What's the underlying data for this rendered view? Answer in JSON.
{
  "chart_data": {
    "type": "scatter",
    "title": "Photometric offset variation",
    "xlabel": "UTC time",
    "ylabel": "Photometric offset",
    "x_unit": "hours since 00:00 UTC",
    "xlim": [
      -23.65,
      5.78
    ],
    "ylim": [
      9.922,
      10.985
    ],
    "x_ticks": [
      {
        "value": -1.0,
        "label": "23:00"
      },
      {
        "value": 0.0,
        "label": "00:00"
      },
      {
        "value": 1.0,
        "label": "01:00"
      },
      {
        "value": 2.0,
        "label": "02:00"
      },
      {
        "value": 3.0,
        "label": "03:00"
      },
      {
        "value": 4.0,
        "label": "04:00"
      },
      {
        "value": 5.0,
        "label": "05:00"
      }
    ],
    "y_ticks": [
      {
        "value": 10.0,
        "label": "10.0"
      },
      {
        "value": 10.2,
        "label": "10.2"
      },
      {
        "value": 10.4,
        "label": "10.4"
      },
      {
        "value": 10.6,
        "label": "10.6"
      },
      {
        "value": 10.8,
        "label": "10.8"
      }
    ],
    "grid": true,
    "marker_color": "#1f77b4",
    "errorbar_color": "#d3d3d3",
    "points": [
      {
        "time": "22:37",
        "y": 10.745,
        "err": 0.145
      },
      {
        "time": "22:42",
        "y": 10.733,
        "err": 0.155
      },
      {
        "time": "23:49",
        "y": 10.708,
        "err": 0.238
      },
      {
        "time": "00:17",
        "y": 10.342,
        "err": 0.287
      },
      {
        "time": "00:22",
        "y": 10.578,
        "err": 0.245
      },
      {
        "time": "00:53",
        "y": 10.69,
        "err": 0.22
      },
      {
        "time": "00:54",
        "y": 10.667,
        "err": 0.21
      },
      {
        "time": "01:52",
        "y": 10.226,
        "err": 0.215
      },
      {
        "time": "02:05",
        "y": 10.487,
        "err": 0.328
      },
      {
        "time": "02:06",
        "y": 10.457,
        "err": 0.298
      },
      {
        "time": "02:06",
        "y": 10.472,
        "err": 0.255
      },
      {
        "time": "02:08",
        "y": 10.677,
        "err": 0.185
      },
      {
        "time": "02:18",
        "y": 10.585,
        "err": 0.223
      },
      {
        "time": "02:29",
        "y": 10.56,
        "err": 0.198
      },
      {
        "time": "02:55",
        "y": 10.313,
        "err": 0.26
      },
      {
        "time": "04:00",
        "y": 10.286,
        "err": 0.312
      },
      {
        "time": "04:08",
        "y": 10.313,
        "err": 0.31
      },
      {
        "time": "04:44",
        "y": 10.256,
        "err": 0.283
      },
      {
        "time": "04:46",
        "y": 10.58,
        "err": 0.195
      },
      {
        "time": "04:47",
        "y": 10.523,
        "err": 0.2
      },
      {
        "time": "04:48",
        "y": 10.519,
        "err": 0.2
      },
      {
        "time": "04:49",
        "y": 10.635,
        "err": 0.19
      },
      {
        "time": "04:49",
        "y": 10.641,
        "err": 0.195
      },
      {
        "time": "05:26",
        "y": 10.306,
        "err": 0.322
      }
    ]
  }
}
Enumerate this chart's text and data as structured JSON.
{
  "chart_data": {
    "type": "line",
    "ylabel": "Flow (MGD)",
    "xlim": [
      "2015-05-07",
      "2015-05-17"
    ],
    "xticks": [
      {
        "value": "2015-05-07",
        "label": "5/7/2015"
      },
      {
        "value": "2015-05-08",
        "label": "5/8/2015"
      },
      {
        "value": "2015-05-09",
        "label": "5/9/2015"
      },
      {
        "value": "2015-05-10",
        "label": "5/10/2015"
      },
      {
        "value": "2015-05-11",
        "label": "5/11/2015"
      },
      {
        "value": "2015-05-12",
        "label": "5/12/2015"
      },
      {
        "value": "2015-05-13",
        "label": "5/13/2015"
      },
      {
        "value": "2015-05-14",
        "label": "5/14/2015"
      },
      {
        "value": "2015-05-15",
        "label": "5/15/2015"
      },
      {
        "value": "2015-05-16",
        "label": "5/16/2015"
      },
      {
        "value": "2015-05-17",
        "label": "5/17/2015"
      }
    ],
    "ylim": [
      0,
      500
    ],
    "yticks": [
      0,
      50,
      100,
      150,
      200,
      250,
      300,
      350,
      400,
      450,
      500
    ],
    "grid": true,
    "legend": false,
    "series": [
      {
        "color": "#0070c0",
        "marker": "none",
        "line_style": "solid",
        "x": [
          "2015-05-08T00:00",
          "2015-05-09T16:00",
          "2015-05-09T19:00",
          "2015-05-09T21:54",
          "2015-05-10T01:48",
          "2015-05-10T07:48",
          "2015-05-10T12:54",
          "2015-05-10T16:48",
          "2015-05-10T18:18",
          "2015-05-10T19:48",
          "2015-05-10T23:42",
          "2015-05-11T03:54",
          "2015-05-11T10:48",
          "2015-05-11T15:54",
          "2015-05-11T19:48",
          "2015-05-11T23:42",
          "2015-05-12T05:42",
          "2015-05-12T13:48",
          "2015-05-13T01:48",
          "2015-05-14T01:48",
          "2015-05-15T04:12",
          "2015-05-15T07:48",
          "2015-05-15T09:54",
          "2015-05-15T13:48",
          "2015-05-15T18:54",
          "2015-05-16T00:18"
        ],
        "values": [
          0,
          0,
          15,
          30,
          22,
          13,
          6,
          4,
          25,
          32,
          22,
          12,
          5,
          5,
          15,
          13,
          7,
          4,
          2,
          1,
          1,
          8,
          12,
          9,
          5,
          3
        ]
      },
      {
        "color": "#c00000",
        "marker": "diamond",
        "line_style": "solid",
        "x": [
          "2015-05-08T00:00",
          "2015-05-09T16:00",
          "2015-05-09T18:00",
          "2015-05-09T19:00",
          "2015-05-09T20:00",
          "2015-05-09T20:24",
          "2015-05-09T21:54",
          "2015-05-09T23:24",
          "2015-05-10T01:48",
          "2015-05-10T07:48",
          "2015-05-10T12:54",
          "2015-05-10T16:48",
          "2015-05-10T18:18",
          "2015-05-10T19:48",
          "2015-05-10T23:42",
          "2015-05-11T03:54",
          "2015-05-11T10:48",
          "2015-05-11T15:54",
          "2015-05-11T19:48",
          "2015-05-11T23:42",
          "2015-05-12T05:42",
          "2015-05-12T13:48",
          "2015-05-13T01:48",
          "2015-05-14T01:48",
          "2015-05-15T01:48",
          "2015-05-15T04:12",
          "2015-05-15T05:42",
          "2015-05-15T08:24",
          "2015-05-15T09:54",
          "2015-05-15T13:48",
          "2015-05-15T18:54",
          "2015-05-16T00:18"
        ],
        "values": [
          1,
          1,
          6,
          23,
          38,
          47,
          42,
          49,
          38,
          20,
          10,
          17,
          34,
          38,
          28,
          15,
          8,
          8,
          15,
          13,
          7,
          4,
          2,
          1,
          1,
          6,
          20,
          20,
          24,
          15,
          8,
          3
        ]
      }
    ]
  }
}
---*---
- [WORK INSTRUCTIONS]:
Output the whole listing above again, word for word.

- [SOLUTION TO THIS PROBLEM]:
What's the underlying data for this rendered view? Answer in JSON.
{
  "chart_data": {
    "type": "scatter",
    "title": "Photometric offset variation",
    "xlabel": "UTC time",
    "ylabel": "Photometric offset",
    "x_unit": "hours since 00:00 UTC",
    "xlim": [
      -23.65,
      5.78
    ],
    "ylim": [
      9.922,
      10.985
    ],
    "x_ticks": [
      {
        "value": -1.0,
        "label": "23:00"
      },
      {
        "value": 0.0,
        "label": "00:00"
      },
      {
        "value": 1.0,
        "label": "01:00"
      },
      {
        "value": 2.0,
        "label": "02:00"
      },
      {
        "value": 3.0,
        "label": "03:00"
      },
      {
        "value": 4.0,
        "label": "04:00"
      },
      {
        "value": 5.0,
        "label": "05:00"
      }
    ],
    "y_ticks": [
      {
        "value": 10.0,
        "label": "10.0"
      },
      {
        "value": 10.2,
        "label": "10.2"
      },
      {
        "value": 10.4,
        "label": "10.4"
      },
      {
        "value": 10.6,
        "label": "10.6"
      },
      {
        "value": 10.8,
        "label": "10.8"
      }
    ],
    "grid": true,
    "marker_color": "#1f77b4",
    "errorbar_color": "#d3d3d3",
    "points": [
      {
        "time": "22:37",
        "y": 10.745,
        "err": 0.145
      },
      {
        "time": "22:42",
        "y": 10.733,
        "err": 0.155
      },
      {
        "time": "23:49",
        "y": 10.708,
        "err": 0.238
      },
      {
        "time": "00:17",
        "y": 10.342,
        "err": 0.287
      },
      {
        "time": "00:22",
        "y": 10.578,
        "err": 0.245
      },
      {
        "time": "00:53",
        "y": 10.69,
        "err": 0.22
      },
      {
        "time": "00:54",
        "y": 10.667,
        "err": 0.21
      },
      {
        "time": "01:52",
        "y": 10.226,
        "err": 0.215
      },
      {
        "time": "02:05",
        "y": 10.487,
        "err": 0.328
      },
      {
        "time": "02:06",
        "y": 10.457,
        "err": 0.298
      },
      {
        "time": "02:06",
        "y": 10.472,
        "err": 0.255
      },
      {
        "time": "02:08",
        "y": 10.677,
        "err": 0.185
      },
      {
        "time": "02:18",
        "y": 10.585,
        "err": 0.223
      },
      {
        "time": "02:29",
        "y": 10.56,
        "err": 0.198
      },
      {
        "time": "02:55",
        "y": 10.313,
        "err": 0.26
      },
      {
        "time": "04:00",
        "y": 10.286,
        "err": 0.312
      },
      {
        "time": "04:08",
        "y": 10.313,
        "err": 0.31
      },
      {
        "time": "04:44",
        "y": 10.256,
        "err": 0.283
      },
      {
        "time": "04:46",
        "y": 10.58,
        "err": 0.195
      },
      {
        "time": "04:47",
        "y": 10.523,
        "err": 0.2
      },
      {
        "time": "04:48",
        "y": 10.519,
        "err": 0.2
      },
      {
        "time": "04:49",
        "y": 10.635,
        "err": 0.19
      },
      {
        "time": "04:49",
        "y": 10.641,
        "err": 0.195
      },
      {
        "time": "05:26",
        "y": 10.306,
        "err": 0.322
      }
    ]
  }
}
Enumerate this chart's text and data as structured JSON.
{
  "chart_data": {
    "type": "line",
    "ylabel": "Flow (MGD)",
    "xlim": [
      "2015-05-07",
      "2015-05-17"
    ],
    "xticks": [
      {
        "value": "2015-05-07",
        "label": "5/7/2015"
      },
      {
        "value": "2015-05-08",
        "label": "5/8/2015"
      },
      {
        "value": "2015-05-09",
        "label": "5/9/2015"
      },
      {
        "value": "2015-05-10",
        "label": "5/10/2015"
      },
      {
        "value": "2015-05-11",
        "label": "5/11/2015"
      },
      {
        "value": "2015-05-12",
        "label": "5/12/2015"
      },
      {
        "value": "2015-05-13",
        "label": "5/13/2015"
      },
      {
        "value": "2015-05-14",
        "label": "5/14/2015"
      },
      {
        "value": "2015-05-15",
        "label": "5/15/2015"
      },
      {
        "value": "2015-05-16",
        "label": "5/16/2015"
      },
      {
        "value": "2015-05-17",
        "label": "5/17/2015"
      }
    ],
    "ylim": [
      0,
      500
    ],
    "yticks": [
      0,
      50,
      100,
      150,
      200,
      250,
      300,
      350,
      400,
      450,
      500
    ],
    "grid": true,
    "legend": false,
    "series": [
      {
        "color": "#0070c0",
        "marker": "none",
        "line_style": "solid",
        "x": [
          "2015-05-08T00:00",
          "2015-05-09T16:00",
          "2015-05-09T19:00",
          "2015-05-09T21:54",
          "2015-05-10T01:48",
          "2015-05-10T07:48",
          "2015-05-10T12:54",
          "2015-05-10T16:48",
          "2015-05-10T18:18",
          "2015-05-10T19:48",
          "2015-05-10T23:42",
          "2015-05-11T03:54",
          "2015-05-11T10:48",
          "2015-05-11T15:54",
          "2015-05-11T19:48",
          "2015-05-11T23:42",
          "2015-05-12T05:42",
          "2015-05-12T13:48",
          "2015-05-13T01:48",
          "2015-05-14T01:48",
          "2015-05-15T04:12",
          "2015-05-15T07:48",
          "2015-05-15T09:54",
          "2015-05-15T13:48",
          "2015-05-15T18:54",
          "2015-05-16T00:18"
        ],
        "values": [
          0,
          0,
          15,
          30,
          22,
          13,
          6,
          4,
          25,
          32,
          22,
          12,
          5,
          5,
          15,
          13,
          7,
          4,
          2,
          1,
          1,
          8,
          12,
          9,
          5,
          3
        ]
      },
      {
        "color": "#c00000",
        "marker": "diamond",
        "line_style": "solid",
        "x": [
          "2015-05-08T00:00",
          "2015-05-09T16:00",
          "2015-05-09T18:00",
          "2015-05-09T19:00",
          "2015-05-09T20:00",
          "2015-05-09T20:24",
          "2015-05-09T21:54",
          "2015-05-09T23:24",
          "2015-05-10T01:48",
          "2015-05-10T07:48",
          "2015-05-10T12:54",
          "2015-05-10T16:48",
          "2015-05-10T18:18",
          "2015-05-10T19:48",
          "2015-05-10T23:42",
          "2015-05-11T03:54",
          "2015-05-11T10:48",
          "2015-05-11T15:54",
          "2015-05-11T19:48",
          "2015-05-11T23:42",
          "2015-05-12T05:42",
          "2015-05-12T13:48",
          "2015-05-13T01:48",
          "2015-05-14T01:48",
          "2015-05-15T01:48",
          "2015-05-15T04:12",
          "2015-05-15T05:42",
          "2015-05-15T08:24",
          "2015-05-15T09:54",
          "2015-05-15T13:48",
          "2015-05-15T18:54",
          "2015-05-16T00:18"
        ],
        "values": [
          1,
          1,
          6,
          23,
          38,
          47,
          42,
          49,
          38,
          20,
          10,
          17,
          34,
          38,
          28,
          15,
          8,
          8,
          15,
          13,
          7,
          4,
          2,
          1,
          1,
          6,
          20,
          20,
          24,
          15,
          8,
          3
        ]
      }
    ]
  }
}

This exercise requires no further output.